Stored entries
***
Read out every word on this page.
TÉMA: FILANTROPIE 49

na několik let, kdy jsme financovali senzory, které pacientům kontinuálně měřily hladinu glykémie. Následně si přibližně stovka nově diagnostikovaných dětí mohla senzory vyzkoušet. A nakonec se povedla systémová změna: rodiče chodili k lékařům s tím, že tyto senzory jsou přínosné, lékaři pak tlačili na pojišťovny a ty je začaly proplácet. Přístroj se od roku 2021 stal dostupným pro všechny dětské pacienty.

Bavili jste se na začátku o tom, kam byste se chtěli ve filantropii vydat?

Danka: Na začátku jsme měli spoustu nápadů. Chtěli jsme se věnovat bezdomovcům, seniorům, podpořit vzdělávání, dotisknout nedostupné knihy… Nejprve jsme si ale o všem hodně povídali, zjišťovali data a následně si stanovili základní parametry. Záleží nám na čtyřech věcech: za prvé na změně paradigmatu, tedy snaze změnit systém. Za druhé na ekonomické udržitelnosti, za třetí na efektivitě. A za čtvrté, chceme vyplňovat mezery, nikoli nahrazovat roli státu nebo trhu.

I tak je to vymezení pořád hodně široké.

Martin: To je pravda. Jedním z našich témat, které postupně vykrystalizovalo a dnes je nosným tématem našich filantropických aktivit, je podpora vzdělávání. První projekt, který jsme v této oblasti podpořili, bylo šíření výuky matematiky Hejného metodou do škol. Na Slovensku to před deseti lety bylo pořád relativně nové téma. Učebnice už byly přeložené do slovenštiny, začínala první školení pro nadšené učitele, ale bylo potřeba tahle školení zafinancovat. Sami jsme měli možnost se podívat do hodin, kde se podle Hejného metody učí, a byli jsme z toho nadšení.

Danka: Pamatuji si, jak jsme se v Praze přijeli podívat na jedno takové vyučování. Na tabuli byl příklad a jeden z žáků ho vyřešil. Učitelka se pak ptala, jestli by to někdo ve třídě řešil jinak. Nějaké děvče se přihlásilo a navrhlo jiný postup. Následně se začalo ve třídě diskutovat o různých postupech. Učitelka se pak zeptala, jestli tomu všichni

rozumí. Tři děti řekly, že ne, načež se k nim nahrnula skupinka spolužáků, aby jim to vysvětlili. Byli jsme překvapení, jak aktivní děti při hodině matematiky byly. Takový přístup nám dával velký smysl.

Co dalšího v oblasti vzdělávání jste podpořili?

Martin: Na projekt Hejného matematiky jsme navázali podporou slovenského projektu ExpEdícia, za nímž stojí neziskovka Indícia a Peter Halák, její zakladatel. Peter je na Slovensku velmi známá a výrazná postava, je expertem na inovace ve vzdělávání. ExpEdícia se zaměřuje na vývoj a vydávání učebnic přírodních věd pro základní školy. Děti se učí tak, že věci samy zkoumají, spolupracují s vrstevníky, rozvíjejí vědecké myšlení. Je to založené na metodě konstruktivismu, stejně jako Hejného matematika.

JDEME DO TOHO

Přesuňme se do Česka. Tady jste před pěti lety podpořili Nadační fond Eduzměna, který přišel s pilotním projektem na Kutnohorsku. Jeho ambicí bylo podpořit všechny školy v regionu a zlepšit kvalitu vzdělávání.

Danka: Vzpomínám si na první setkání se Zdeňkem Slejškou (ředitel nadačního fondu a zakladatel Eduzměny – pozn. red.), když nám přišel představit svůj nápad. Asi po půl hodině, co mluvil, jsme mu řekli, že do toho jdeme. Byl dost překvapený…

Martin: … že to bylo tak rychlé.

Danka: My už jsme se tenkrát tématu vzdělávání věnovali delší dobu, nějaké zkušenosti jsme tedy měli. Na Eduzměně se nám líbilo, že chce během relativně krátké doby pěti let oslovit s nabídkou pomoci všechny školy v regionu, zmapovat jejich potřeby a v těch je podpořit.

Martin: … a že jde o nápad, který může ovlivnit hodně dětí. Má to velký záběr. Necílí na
***
Exercise prompt
Only the number is needed: state how many lines in the listing contain "Martin".

Answer to the task
4